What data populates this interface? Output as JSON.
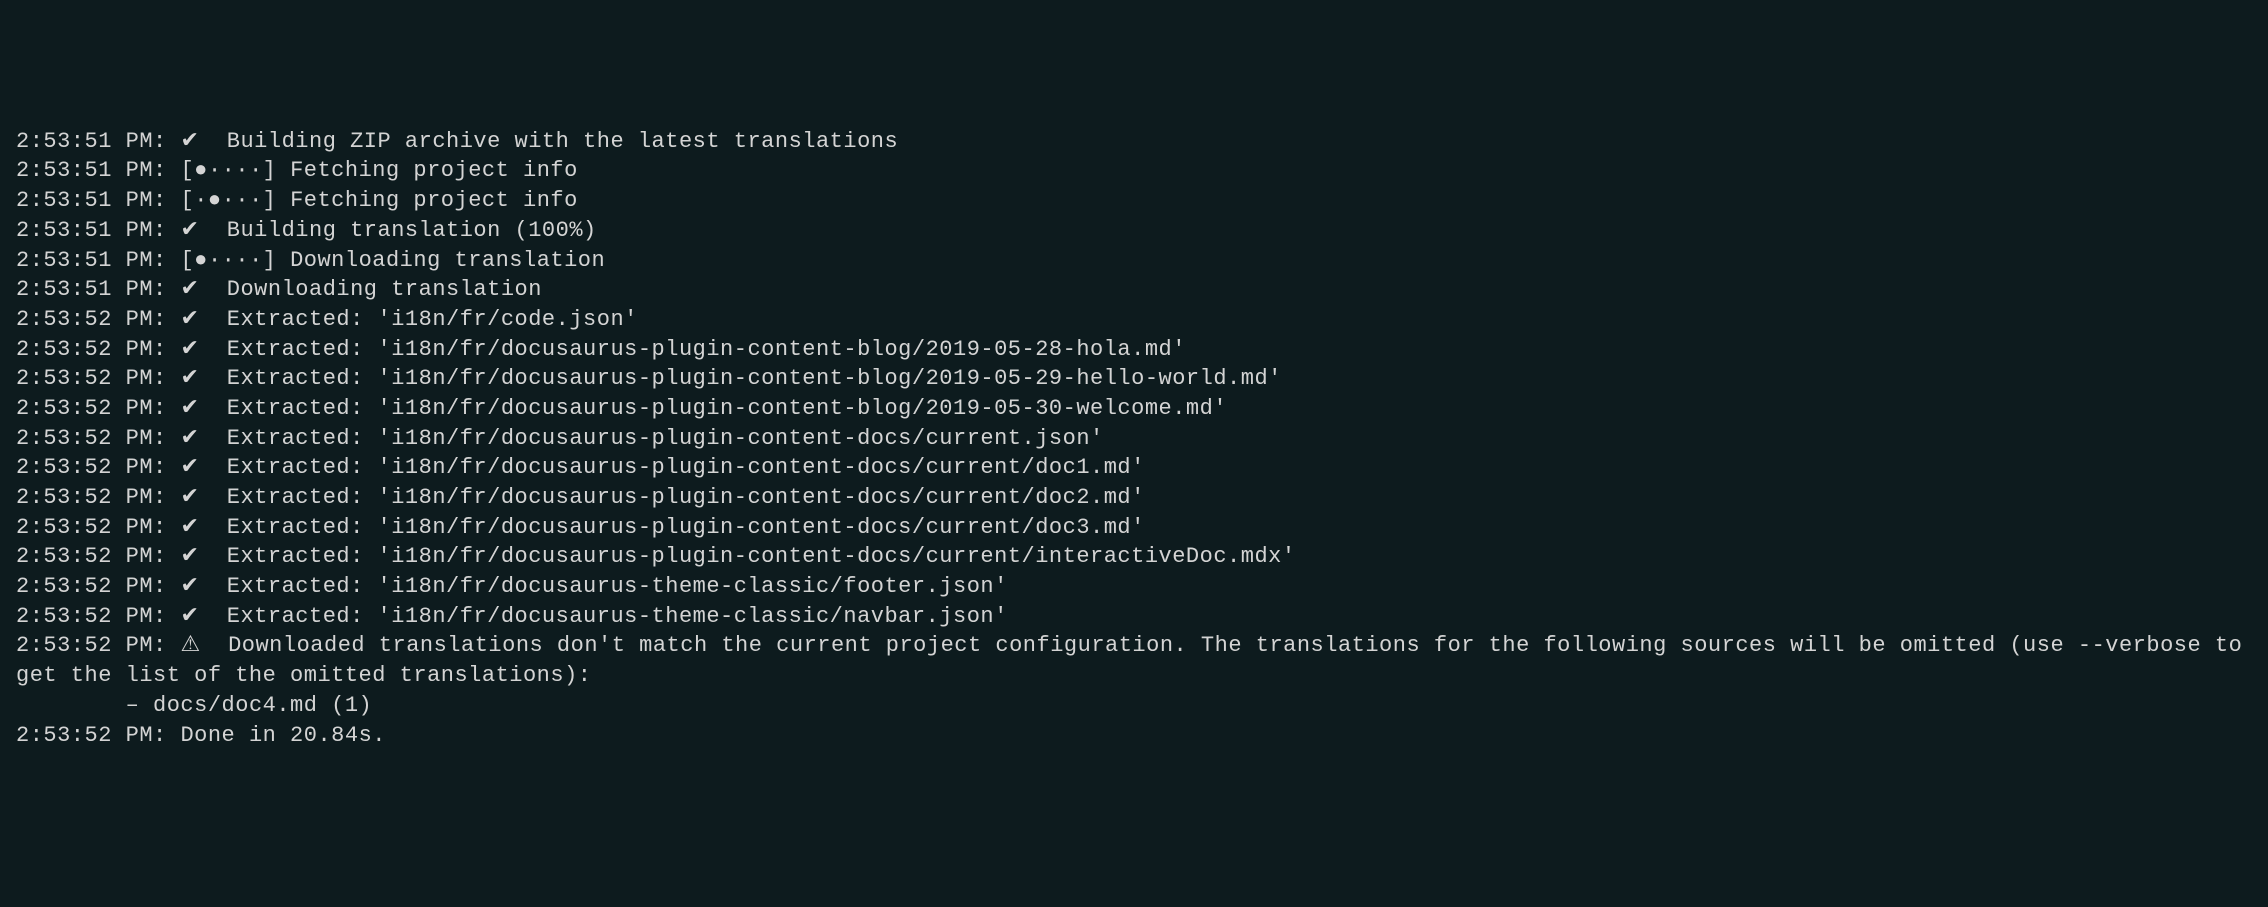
{
  "log": {
    "lines": [
      {
        "timestamp": "2:53:51 PM:",
        "icon": "✔",
        "iconType": "check",
        "message": " Building ZIP archive with the latest translations"
      },
      {
        "timestamp": "2:53:51 PM:",
        "icon": "[●∙∙∙∙]",
        "iconType": "spinner",
        "message": "Fetching project info"
      },
      {
        "timestamp": "2:53:51 PM:",
        "icon": "[∙●∙∙∙]",
        "iconType": "spinner",
        "message": "Fetching project info"
      },
      {
        "timestamp": "2:53:51 PM:",
        "icon": "✔",
        "iconType": "check",
        "message": " Building translation (100%)"
      },
      {
        "timestamp": "2:53:51 PM:",
        "icon": "[●∙∙∙∙]",
        "iconType": "spinner",
        "message": "Downloading translation"
      },
      {
        "timestamp": "2:53:51 PM:",
        "icon": "✔",
        "iconType": "check",
        "message": " Downloading translation"
      },
      {
        "timestamp": "2:53:52 PM:",
        "icon": "✔",
        "iconType": "check",
        "message": " Extracted: 'i18n/fr/code.json'"
      },
      {
        "timestamp": "2:53:52 PM:",
        "icon": "✔",
        "iconType": "check",
        "message": " Extracted: 'i18n/fr/docusaurus-plugin-content-blog/2019-05-28-hola.md'"
      },
      {
        "timestamp": "2:53:52 PM:",
        "icon": "✔",
        "iconType": "check",
        "message": " Extracted: 'i18n/fr/docusaurus-plugin-content-blog/2019-05-29-hello-world.md'"
      },
      {
        "timestamp": "2:53:52 PM:",
        "icon": "✔",
        "iconType": "check",
        "message": " Extracted: 'i18n/fr/docusaurus-plugin-content-blog/2019-05-30-welcome.md'"
      },
      {
        "timestamp": "2:53:52 PM:",
        "icon": "✔",
        "iconType": "check",
        "message": " Extracted: 'i18n/fr/docusaurus-plugin-content-docs/current.json'"
      },
      {
        "timestamp": "2:53:52 PM:",
        "icon": "✔",
        "iconType": "check",
        "message": " Extracted: 'i18n/fr/docusaurus-plugin-content-docs/current/doc1.md'"
      },
      {
        "timestamp": "2:53:52 PM:",
        "icon": "✔",
        "iconType": "check",
        "message": " Extracted: 'i18n/fr/docusaurus-plugin-content-docs/current/doc2.md'"
      },
      {
        "timestamp": "2:53:52 PM:",
        "icon": "✔",
        "iconType": "check",
        "message": " Extracted: 'i18n/fr/docusaurus-plugin-content-docs/current/doc3.md'"
      },
      {
        "timestamp": "2:53:52 PM:",
        "icon": "✔",
        "iconType": "check",
        "message": " Extracted: 'i18n/fr/docusaurus-plugin-content-docs/current/interactiveDoc.mdx'"
      },
      {
        "timestamp": "2:53:52 PM:",
        "icon": "✔",
        "iconType": "check",
        "message": " Extracted: 'i18n/fr/docusaurus-theme-classic/footer.json'"
      },
      {
        "timestamp": "2:53:52 PM:",
        "icon": "✔",
        "iconType": "check",
        "message": " Extracted: 'i18n/fr/docusaurus-theme-classic/navbar.json'"
      },
      {
        "timestamp": "2:53:52 PM:",
        "icon": "⚠",
        "iconType": "warn",
        "message": " Downloaded translations don't match the current project configuration. The translations for the following sources will be omitted (use --verbose to get the list of the omitted translations):"
      },
      {
        "timestamp": "",
        "icon": "",
        "iconType": "none",
        "message": "        – docs/doc4.md (1)"
      },
      {
        "timestamp": "2:53:52 PM:",
        "icon": "",
        "iconType": "none",
        "message": "Done in 20.84s."
      }
    ]
  }
}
=======
- [Problem to solve]: Pull every line containing the word "theme" out of the material.

- [Full output]:
        "message": " Extracted: 'i18n/fr/docusaurus-theme-classic/footer.json'"
        "message": " Extracted: 'i18n/fr/docusaurus-theme-classic/navbar.json'"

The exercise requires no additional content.